■ **REQUIRED TASK**
Keep only the lines of the listing that include the word "JSON", and copy them.

■ **DATA PROVIDED**

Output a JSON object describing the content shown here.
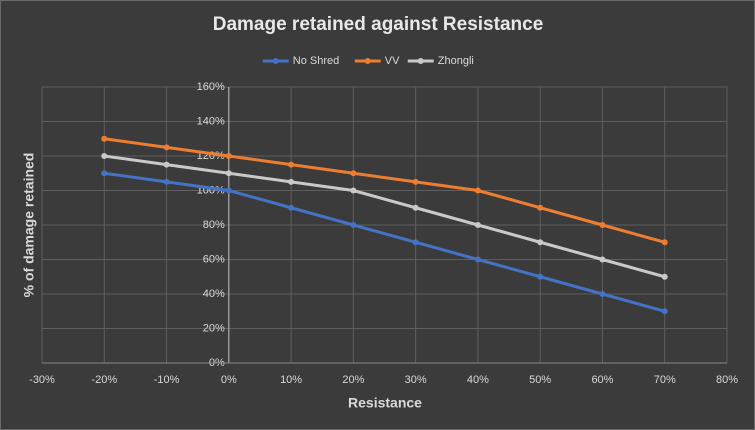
{
  "chart_data": {
    "type": "line",
    "title": "Damage retained against Resistance",
    "x_label": "Resistance",
    "y_label": "% of damage retained",
    "x": [
      -20,
      -10,
      0,
      10,
      20,
      30,
      40,
      50,
      60,
      70
    ],
    "series": [
      {
        "name": "No Shred",
        "color": "#4472c4",
        "values": [
          110,
          105,
          100,
          90,
          80,
          70,
          60,
          50,
          40,
          30
        ]
      },
      {
        "name": "VV",
        "color": "#ed7d31",
        "values": [
          130,
          125,
          120,
          115,
          110,
          105,
          100,
          90,
          80,
          70
        ]
      },
      {
        "name": "Zhongli",
        "color": "#c9c9c9",
        "values": [
          120,
          115,
          110,
          105,
          100,
          90,
          80,
          70,
          60,
          50
        ]
      }
    ],
    "xlim": [
      -30,
      80
    ],
    "xticks": [
      {
        "value": -30,
        "label": "-30%"
      },
      {
        "value": -20,
        "label": "-20%"
      },
      {
        "value": -10,
        "label": "-10%"
      },
      {
        "value": 0,
        "label": "0%"
      },
      {
        "value": 10,
        "label": "10%"
      },
      {
        "value": 20,
        "label": "20%"
      },
      {
        "value": 30,
        "label": "30%"
      },
      {
        "value": 40,
        "label": "40%"
      },
      {
        "value": 50,
        "label": "50%"
      },
      {
        "value": 60,
        "label": "60%"
      },
      {
        "value": 70,
        "label": "70%"
      },
      {
        "value": 80,
        "label": "80%"
      }
    ],
    "ylim": [
      0,
      160
    ],
    "yticks": [
      {
        "value": 0,
        "label": "0%"
      },
      {
        "value": 20,
        "label": "20%"
      },
      {
        "value": 40,
        "label": "40%"
      },
      {
        "value": 60,
        "label": "60%"
      },
      {
        "value": 80,
        "label": "80%"
      },
      {
        "value": 100,
        "label": "100%"
      },
      {
        "value": 120,
        "label": "120%"
      },
      {
        "value": 140,
        "label": "140%"
      },
      {
        "value": 160,
        "label": "160%"
      }
    ],
    "grid": true,
    "legend": "top"
  }
}
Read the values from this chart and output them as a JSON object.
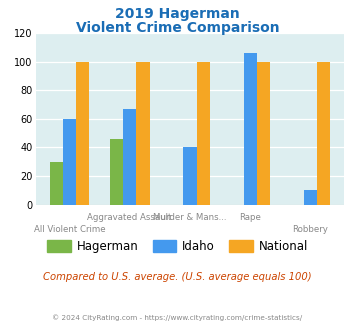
{
  "title_line1": "2019 Hagerman",
  "title_line2": "Violent Crime Comparison",
  "hagerman": [
    30,
    46,
    0,
    0,
    0
  ],
  "idaho": [
    60,
    67,
    40,
    106,
    10
  ],
  "national": [
    100,
    100,
    100,
    100,
    100
  ],
  "hagerman_color": "#7ab648",
  "idaho_color": "#4499ee",
  "national_color": "#f5a623",
  "background_color": "#ddeef0",
  "ylim": [
    0,
    120
  ],
  "yticks": [
    0,
    20,
    40,
    60,
    80,
    100,
    120
  ],
  "title_color": "#1a6db5",
  "subtitle_note": "Compared to U.S. average. (U.S. average equals 100)",
  "subtitle_note_color": "#cc4400",
  "footer": "© 2024 CityRating.com - https://www.cityrating.com/crime-statistics/",
  "footer_color": "#888888",
  "bar_width": 0.22,
  "top_labels": [
    "",
    "Aggravated Assault",
    "Murder & Mans...",
    "Rape",
    ""
  ],
  "bot_labels": [
    "All Violent Crime",
    "",
    "",
    "",
    "Robbery"
  ],
  "legend_labels": [
    "Hagerman",
    "Idaho",
    "National"
  ]
}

■ **WRITTEN REPLY**
Output a JSON object describing the content shown here.
Read the values from this chart and output them as a JSON object.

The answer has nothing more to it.